TASK PROMPT: Output the records exactly as they appear, with no pictures included.
##### ENTRIES SHOWN #####
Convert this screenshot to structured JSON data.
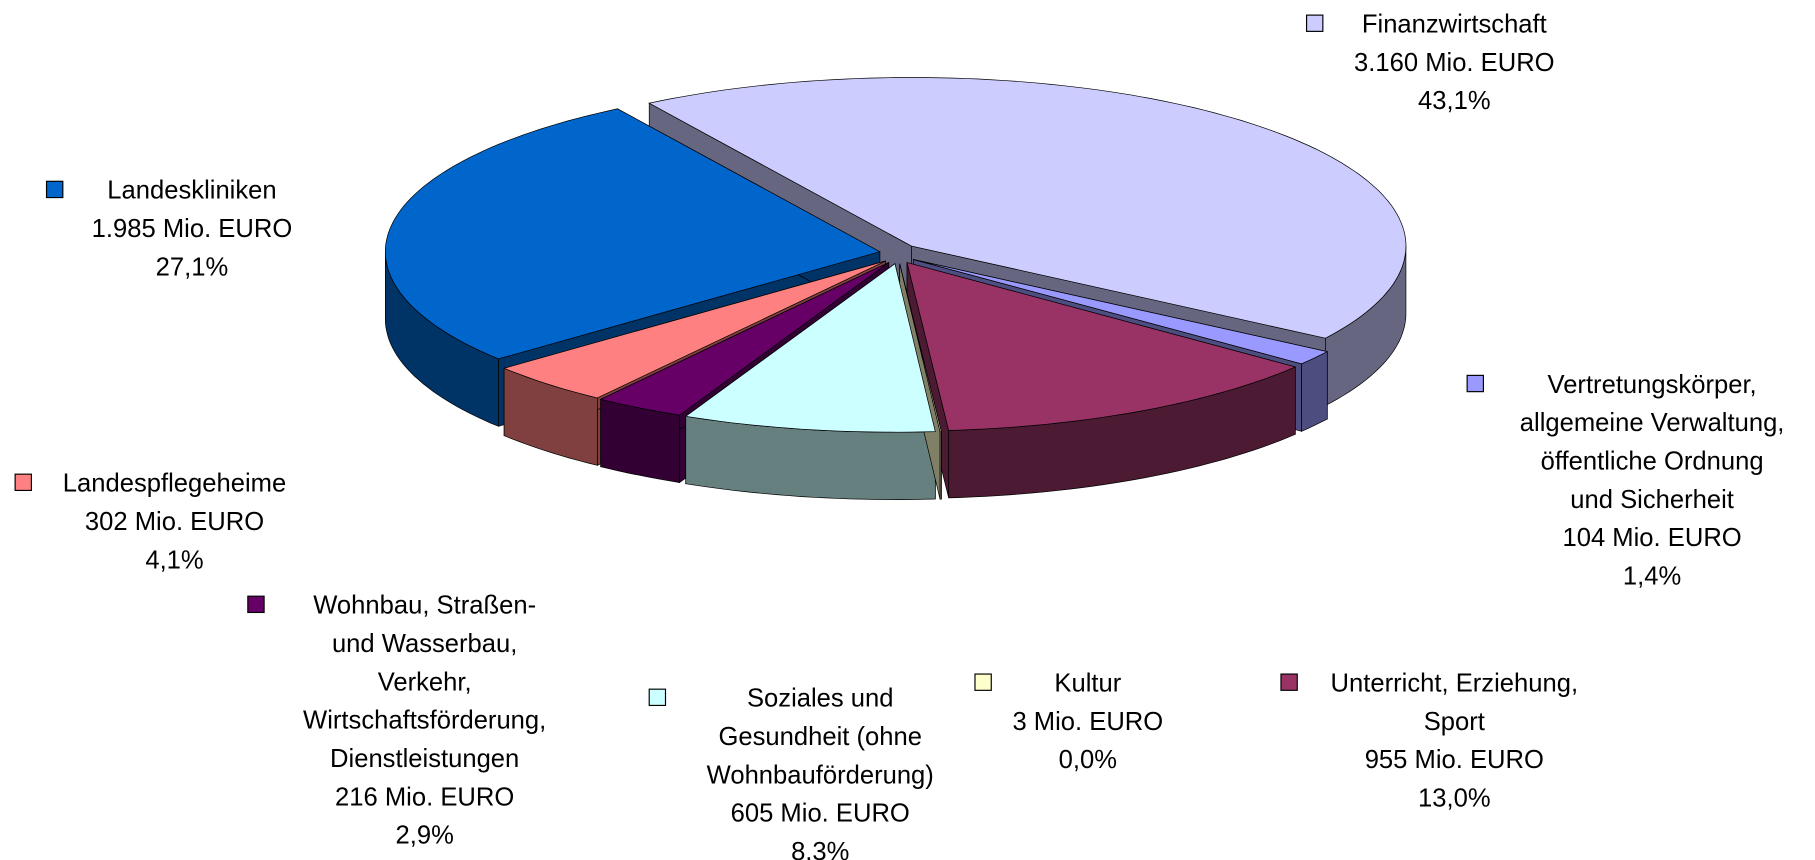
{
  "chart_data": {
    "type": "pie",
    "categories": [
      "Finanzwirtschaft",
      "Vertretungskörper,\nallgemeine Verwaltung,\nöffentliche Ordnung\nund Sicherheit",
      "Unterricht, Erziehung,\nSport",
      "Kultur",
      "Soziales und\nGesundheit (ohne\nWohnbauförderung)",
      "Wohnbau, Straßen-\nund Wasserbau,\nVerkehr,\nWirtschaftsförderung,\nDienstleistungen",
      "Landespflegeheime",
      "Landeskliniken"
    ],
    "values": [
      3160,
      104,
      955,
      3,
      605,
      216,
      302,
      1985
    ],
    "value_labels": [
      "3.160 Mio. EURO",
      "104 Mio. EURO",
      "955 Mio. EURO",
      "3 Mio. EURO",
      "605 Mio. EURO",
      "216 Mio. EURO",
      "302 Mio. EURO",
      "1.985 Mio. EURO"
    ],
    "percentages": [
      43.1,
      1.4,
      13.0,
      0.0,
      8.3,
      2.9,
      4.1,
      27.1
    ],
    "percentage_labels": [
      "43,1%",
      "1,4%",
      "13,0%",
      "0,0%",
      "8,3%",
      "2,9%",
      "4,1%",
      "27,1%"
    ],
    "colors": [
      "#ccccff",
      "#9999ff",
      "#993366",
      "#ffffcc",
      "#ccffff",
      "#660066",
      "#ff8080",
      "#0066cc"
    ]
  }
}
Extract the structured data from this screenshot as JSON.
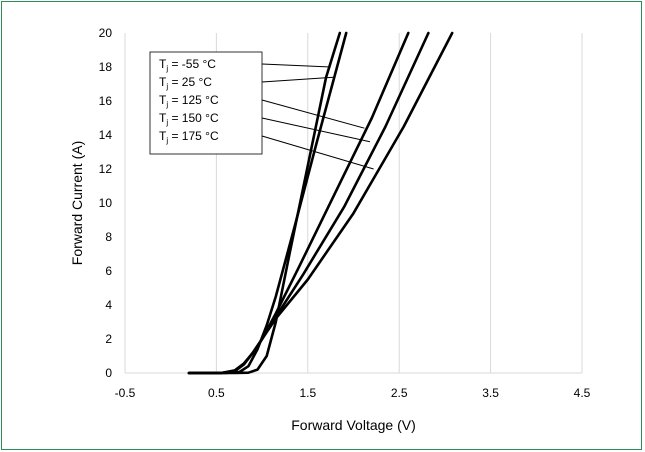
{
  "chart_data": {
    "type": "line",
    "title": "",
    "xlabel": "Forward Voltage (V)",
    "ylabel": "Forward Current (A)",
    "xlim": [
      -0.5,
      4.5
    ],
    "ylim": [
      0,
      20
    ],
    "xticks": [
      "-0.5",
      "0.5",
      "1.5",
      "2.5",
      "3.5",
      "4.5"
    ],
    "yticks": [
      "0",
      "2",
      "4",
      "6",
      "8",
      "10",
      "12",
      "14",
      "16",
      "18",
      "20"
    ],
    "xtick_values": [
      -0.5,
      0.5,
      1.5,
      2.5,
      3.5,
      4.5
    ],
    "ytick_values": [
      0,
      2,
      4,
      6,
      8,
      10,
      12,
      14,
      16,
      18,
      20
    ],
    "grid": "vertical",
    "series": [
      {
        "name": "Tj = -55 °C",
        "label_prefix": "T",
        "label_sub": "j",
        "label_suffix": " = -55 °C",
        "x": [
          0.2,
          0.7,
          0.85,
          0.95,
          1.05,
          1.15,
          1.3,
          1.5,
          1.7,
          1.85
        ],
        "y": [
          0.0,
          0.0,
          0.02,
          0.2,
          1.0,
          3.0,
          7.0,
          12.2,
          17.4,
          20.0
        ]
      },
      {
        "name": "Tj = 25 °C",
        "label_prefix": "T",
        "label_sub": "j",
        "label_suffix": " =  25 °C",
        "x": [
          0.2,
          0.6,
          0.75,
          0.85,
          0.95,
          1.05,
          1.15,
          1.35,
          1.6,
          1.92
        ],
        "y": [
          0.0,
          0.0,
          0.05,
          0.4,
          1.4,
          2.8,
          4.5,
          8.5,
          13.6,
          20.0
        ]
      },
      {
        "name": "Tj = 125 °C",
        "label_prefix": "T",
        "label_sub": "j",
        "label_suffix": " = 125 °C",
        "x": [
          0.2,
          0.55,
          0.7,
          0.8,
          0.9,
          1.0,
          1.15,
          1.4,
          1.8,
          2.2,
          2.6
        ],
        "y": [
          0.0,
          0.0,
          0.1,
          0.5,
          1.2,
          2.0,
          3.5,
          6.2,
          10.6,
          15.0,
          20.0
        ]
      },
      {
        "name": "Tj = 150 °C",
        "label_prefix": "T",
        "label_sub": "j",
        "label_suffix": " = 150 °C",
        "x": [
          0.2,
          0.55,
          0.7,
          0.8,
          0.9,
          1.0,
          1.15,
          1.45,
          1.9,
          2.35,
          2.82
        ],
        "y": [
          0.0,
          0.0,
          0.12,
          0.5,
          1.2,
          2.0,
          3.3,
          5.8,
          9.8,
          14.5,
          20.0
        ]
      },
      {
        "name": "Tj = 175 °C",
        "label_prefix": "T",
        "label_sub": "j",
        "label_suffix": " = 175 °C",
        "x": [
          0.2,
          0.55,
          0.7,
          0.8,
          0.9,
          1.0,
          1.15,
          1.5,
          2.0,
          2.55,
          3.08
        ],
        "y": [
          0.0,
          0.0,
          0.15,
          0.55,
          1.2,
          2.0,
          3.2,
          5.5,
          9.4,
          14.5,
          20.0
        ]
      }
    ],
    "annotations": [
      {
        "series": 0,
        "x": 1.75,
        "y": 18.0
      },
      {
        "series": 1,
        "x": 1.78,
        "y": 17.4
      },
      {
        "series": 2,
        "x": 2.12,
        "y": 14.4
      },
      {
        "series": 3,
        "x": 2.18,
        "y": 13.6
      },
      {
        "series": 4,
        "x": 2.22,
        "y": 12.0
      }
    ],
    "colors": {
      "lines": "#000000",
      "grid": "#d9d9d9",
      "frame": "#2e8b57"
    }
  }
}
#####
FULL RESPONSE:
Convert this screenshot to structured JSON data.
{
  "chart_data": {
    "type": "pie",
    "categories": [
      "Finanzwirtschaft",
      "Vertretungskörper,\nallgemeine Verwaltung,\nöffentliche Ordnung\nund Sicherheit",
      "Unterricht, Erziehung,\nSport",
      "Kultur",
      "Soziales und\nGesundheit (ohne\nWohnbauförderung)",
      "Wohnbau, Straßen-\nund Wasserbau,\nVerkehr,\nWirtschaftsförderung,\nDienstleistungen",
      "Landespflegeheime",
      "Landeskliniken"
    ],
    "values": [
      3160,
      104,
      955,
      3,
      605,
      216,
      302,
      1985
    ],
    "value_labels": [
      "3.160 Mio. EURO",
      "104 Mio. EURO",
      "955 Mio. EURO",
      "3 Mio. EURO",
      "605 Mio. EURO",
      "216 Mio. EURO",
      "302 Mio. EURO",
      "1.985 Mio. EURO"
    ],
    "percentages": [
      43.1,
      1.4,
      13.0,
      0.0,
      8.3,
      2.9,
      4.1,
      27.1
    ],
    "percentage_labels": [
      "43,1%",
      "1,4%",
      "13,0%",
      "0,0%",
      "8,3%",
      "2,9%",
      "4,1%",
      "27,1%"
    ],
    "colors": [
      "#ccccff",
      "#9999ff",
      "#993366",
      "#ffffcc",
      "#ccffff",
      "#660066",
      "#ff8080",
      "#0066cc"
    ]
  }
}
Extract the structured data from this screenshot as JSON.
{
  "chart_data": {
    "type": "line",
    "title": "",
    "xlabel": "Forward Voltage (V)",
    "ylabel": "Forward Current (A)",
    "xlim": [
      -0.5,
      4.5
    ],
    "ylim": [
      0,
      20
    ],
    "xticks": [
      "-0.5",
      "0.5",
      "1.5",
      "2.5",
      "3.5",
      "4.5"
    ],
    "yticks": [
      "0",
      "2",
      "4",
      "6",
      "8",
      "10",
      "12",
      "14",
      "16",
      "18",
      "20"
    ],
    "xtick_values": [
      -0.5,
      0.5,
      1.5,
      2.5,
      3.5,
      4.5
    ],
    "ytick_values": [
      0,
      2,
      4,
      6,
      8,
      10,
      12,
      14,
      16,
      18,
      20
    ],
    "grid": "vertical",
    "series": [
      {
        "name": "Tj = -55 °C",
        "label_prefix": "T",
        "label_sub": "j",
        "label_suffix": " = -55 °C",
        "x": [
          0.2,
          0.7,
          0.85,
          0.95,
          1.05,
          1.15,
          1.3,
          1.5,
          1.7,
          1.85
        ],
        "y": [
          0.0,
          0.0,
          0.02,
          0.2,
          1.0,
          3.0,
          7.0,
          12.2,
          17.4,
          20.0
        ]
      },
      {
        "name": "Tj = 25 °C",
        "label_prefix": "T",
        "label_sub": "j",
        "label_suffix": " =  25 °C",
        "x": [
          0.2,
          0.6,
          0.75,
          0.85,
          0.95,
          1.05,
          1.15,
          1.35,
          1.6,
          1.92
        ],
        "y": [
          0.0,
          0.0,
          0.05,
          0.4,
          1.4,
          2.8,
          4.5,
          8.5,
          13.6,
          20.0
        ]
      },
      {
        "name": "Tj = 125 °C",
        "label_prefix": "T",
        "label_sub": "j",
        "label_suffix": " = 125 °C",
        "x": [
          0.2,
          0.55,
          0.7,
          0.8,
          0.9,
          1.0,
          1.15,
          1.4,
          1.8,
          2.2,
          2.6
        ],
        "y": [
          0.0,
          0.0,
          0.1,
          0.5,
          1.2,
          2.0,
          3.5,
          6.2,
          10.6,
          15.0,
          20.0
        ]
      },
      {
        "name": "Tj = 150 °C",
        "label_prefix": "T",
        "label_sub": "j",
        "label_suffix": " = 150 °C",
        "x": [
          0.2,
          0.55,
          0.7,
          0.8,
          0.9,
          1.0,
          1.15,
          1.45,
          1.9,
          2.35,
          2.82
        ],
        "y": [
          0.0,
          0.0,
          0.12,
          0.5,
          1.2,
          2.0,
          3.3,
          5.8,
          9.8,
          14.5,
          20.0
        ]
      },
      {
        "name": "Tj = 175 °C",
        "label_prefix": "T",
        "label_sub": "j",
        "label_suffix": " = 175 °C",
        "x": [
          0.2,
          0.55,
          0.7,
          0.8,
          0.9,
          1.0,
          1.15,
          1.5,
          2.0,
          2.55,
          3.08
        ],
        "y": [
          0.0,
          0.0,
          0.15,
          0.55,
          1.2,
          2.0,
          3.2,
          5.5,
          9.4,
          14.5,
          20.0
        ]
      }
    ],
    "annotations": [
      {
        "series": 0,
        "x": 1.75,
        "y": 18.0
      },
      {
        "series": 1,
        "x": 1.78,
        "y": 17.4
      },
      {
        "series": 2,
        "x": 2.12,
        "y": 14.4
      },
      {
        "series": 3,
        "x": 2.18,
        "y": 13.6
      },
      {
        "series": 4,
        "x": 2.22,
        "y": 12.0
      }
    ],
    "colors": {
      "lines": "#000000",
      "grid": "#d9d9d9",
      "frame": "#2e8b57"
    }
  }
}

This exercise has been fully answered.